## Exercise
Repeat the records below exactly, leaving out any pictures.

Dataset records:
>>

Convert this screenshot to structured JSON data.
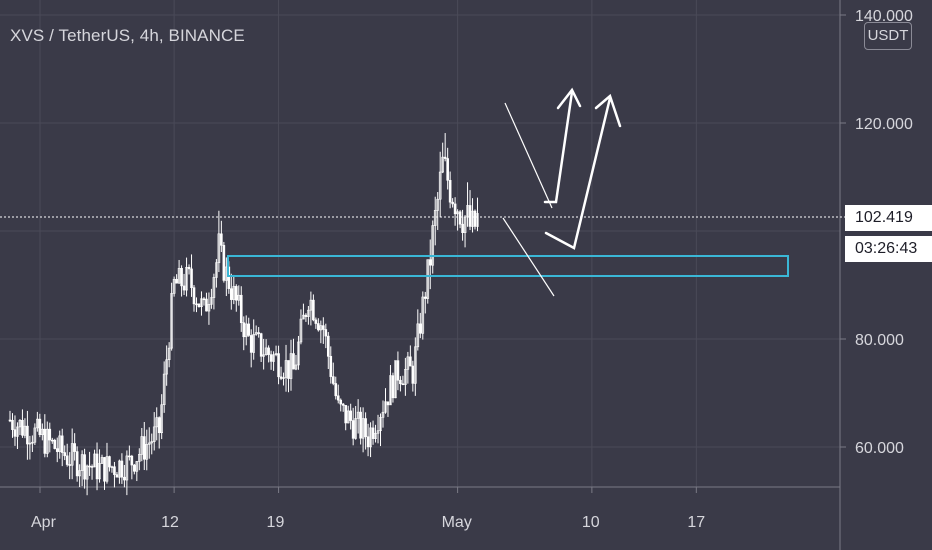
{
  "header": {
    "title": "XVS / TetherUS, 4h, BINANCE",
    "currency_button": "USDT"
  },
  "colors": {
    "background": "#3a3a48",
    "grid": "#4a4a58",
    "text": "#d6d6dc",
    "candle": "#ffffff",
    "zone": "#3ab7d6",
    "drawing": "#ffffff"
  },
  "price_tag": {
    "price": "102.419",
    "countdown": "03:26:43"
  },
  "chart_data": {
    "type": "candlestick",
    "x_ticks": [
      "Apr",
      "12",
      "19",
      "May",
      "10",
      "17"
    ],
    "y_ticks": [
      "140.000",
      "120.000",
      "80.000",
      "60.000"
    ],
    "ylim": [
      50,
      140
    ],
    "current_price": 102.419,
    "support_zone": {
      "low": 94.5,
      "high": 98.3
    },
    "candles_approx": [
      {
        "day": 1,
        "close": 65
      },
      {
        "day": 3,
        "close": 62
      },
      {
        "day": 5,
        "close": 58
      },
      {
        "day": 7,
        "close": 56
      },
      {
        "day": 9,
        "close": 57
      },
      {
        "day": 11,
        "close": 63
      },
      {
        "day": 12,
        "close": 90
      },
      {
        "day": 13,
        "close": 91
      },
      {
        "day": 14,
        "close": 85
      },
      {
        "day": 15,
        "close": 96
      },
      {
        "day": 16,
        "close": 88
      },
      {
        "day": 17,
        "close": 80
      },
      {
        "day": 18,
        "close": 78
      },
      {
        "day": 20,
        "close": 74
      },
      {
        "day": 21,
        "close": 88
      },
      {
        "day": 22,
        "close": 82
      },
      {
        "day": 23,
        "close": 67
      },
      {
        "day": 25,
        "close": 62
      },
      {
        "day": 26,
        "close": 68
      },
      {
        "day": 27,
        "close": 74
      },
      {
        "day": 28,
        "close": 74
      },
      {
        "day": 29,
        "close": 92
      },
      {
        "day": 30,
        "close": 112
      },
      {
        "day": 31,
        "close": 105
      },
      {
        "day": 32,
        "close": 100
      },
      {
        "day": 32.4,
        "close": 102.4
      }
    ]
  }
}
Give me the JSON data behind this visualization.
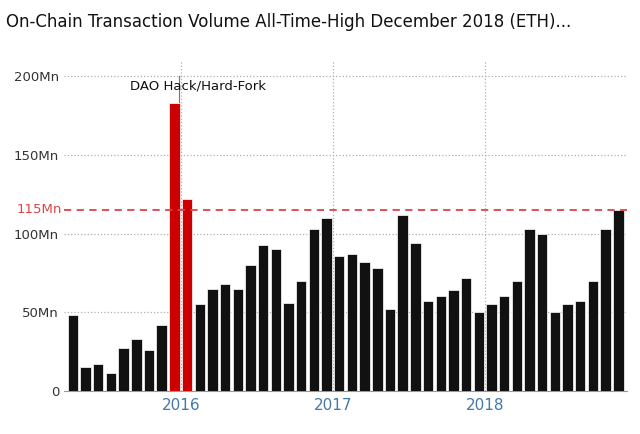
{
  "title": "On-Chain Transaction Volume All-Time-High December 2018 (ETH)...",
  "title_fontsize": 12,
  "annotation": "DAO Hack/Hard-Fork",
  "annotation_color": "#111111",
  "hline_value": 115,
  "hline_label": "115Mn",
  "hline_color": "#dd4444",
  "special_color": "#cc0000",
  "normal_color": "#111111",
  "background_color": "#ffffff",
  "grid_color": "#b0b0b0",
  "ylim": [
    0,
    210
  ],
  "ytick_values": [
    0,
    50,
    100,
    150,
    200
  ],
  "ytick_labels": [
    "0",
    "50Mn",
    "100Mn",
    "150Mn",
    "200Mn"
  ],
  "xtick_positions": [
    8.5,
    20.5,
    32.5
  ],
  "xtick_labels": [
    "2016",
    "2017",
    "2018"
  ],
  "values": [
    48,
    15,
    17,
    11,
    27,
    33,
    26,
    42,
    183,
    122,
    55,
    65,
    68,
    65,
    80,
    93,
    90,
    56,
    70,
    103,
    110,
    86,
    87,
    82,
    78,
    52,
    112,
    94,
    57,
    60,
    64,
    72,
    50,
    55,
    60,
    70,
    103,
    100,
    50,
    55,
    57,
    70,
    103,
    115
  ],
  "red_bars": [
    8,
    9
  ],
  "vline_positions": [
    8.5,
    20.5,
    32.5
  ]
}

<<

## Right answer
Convert this screenshot to structured JSON data.
{
  "header": {
    "title": "XVS / TetherUS, 4h, BINANCE",
    "currency_button": "USDT"
  },
  "colors": {
    "background": "#3a3a48",
    "grid": "#4a4a58",
    "text": "#d6d6dc",
    "candle": "#ffffff",
    "zone": "#3ab7d6",
    "drawing": "#ffffff"
  },
  "price_tag": {
    "price": "102.419",
    "countdown": "03:26:43"
  },
  "chart_data": {
    "type": "candlestick",
    "x_ticks": [
      "Apr",
      "12",
      "19",
      "May",
      "10",
      "17"
    ],
    "y_ticks": [
      "140.000",
      "120.000",
      "80.000",
      "60.000"
    ],
    "ylim": [
      50,
      140
    ],
    "current_price": 102.419,
    "support_zone": {
      "low": 94.5,
      "high": 98.3
    },
    "candles_approx": [
      {
        "day": 1,
        "close": 65
      },
      {
        "day": 3,
        "close": 62
      },
      {
        "day": 5,
        "close": 58
      },
      {
        "day": 7,
        "close": 56
      },
      {
        "day": 9,
        "close": 57
      },
      {
        "day": 11,
        "close": 63
      },
      {
        "day": 12,
        "close": 90
      },
      {
        "day": 13,
        "close": 91
      },
      {
        "day": 14,
        "close": 85
      },
      {
        "day": 15,
        "close": 96
      },
      {
        "day": 16,
        "close": 88
      },
      {
        "day": 17,
        "close": 80
      },
      {
        "day": 18,
        "close": 78
      },
      {
        "day": 20,
        "close": 74
      },
      {
        "day": 21,
        "close": 88
      },
      {
        "day": 22,
        "close": 82
      },
      {
        "day": 23,
        "close": 67
      },
      {
        "day": 25,
        "close": 62
      },
      {
        "day": 26,
        "close": 68
      },
      {
        "day": 27,
        "close": 74
      },
      {
        "day": 28,
        "close": 74
      },
      {
        "day": 29,
        "close": 92
      },
      {
        "day": 30,
        "close": 112
      },
      {
        "day": 31,
        "close": 105
      },
      {
        "day": 32,
        "close": 100
      },
      {
        "day": 32.4,
        "close": 102.4
      }
    ]
  }
}
Give me the JSON data behind this visualization.
{
  "title": "On-Chain Transaction Volume All-Time-High December 2018 (ETH)...",
  "title_fontsize": 12,
  "annotation": "DAO Hack/Hard-Fork",
  "annotation_color": "#111111",
  "hline_value": 115,
  "hline_label": "115Mn",
  "hline_color": "#dd4444",
  "special_color": "#cc0000",
  "normal_color": "#111111",
  "background_color": "#ffffff",
  "grid_color": "#b0b0b0",
  "ylim": [
    0,
    210
  ],
  "ytick_values": [
    0,
    50,
    100,
    150,
    200
  ],
  "ytick_labels": [
    "0",
    "50Mn",
    "100Mn",
    "150Mn",
    "200Mn"
  ],
  "xtick_positions": [
    8.5,
    20.5,
    32.5
  ],
  "xtick_labels": [
    "2016",
    "2017",
    "2018"
  ],
  "values": [
    48,
    15,
    17,
    11,
    27,
    33,
    26,
    42,
    183,
    122,
    55,
    65,
    68,
    65,
    80,
    93,
    90,
    56,
    70,
    103,
    110,
    86,
    87,
    82,
    78,
    52,
    112,
    94,
    57,
    60,
    64,
    72,
    50,
    55,
    60,
    70,
    103,
    100,
    50,
    55,
    57,
    70,
    103,
    115
  ],
  "red_bars": [
    8,
    9
  ],
  "vline_positions": [
    8.5,
    20.5,
    32.5
  ]
}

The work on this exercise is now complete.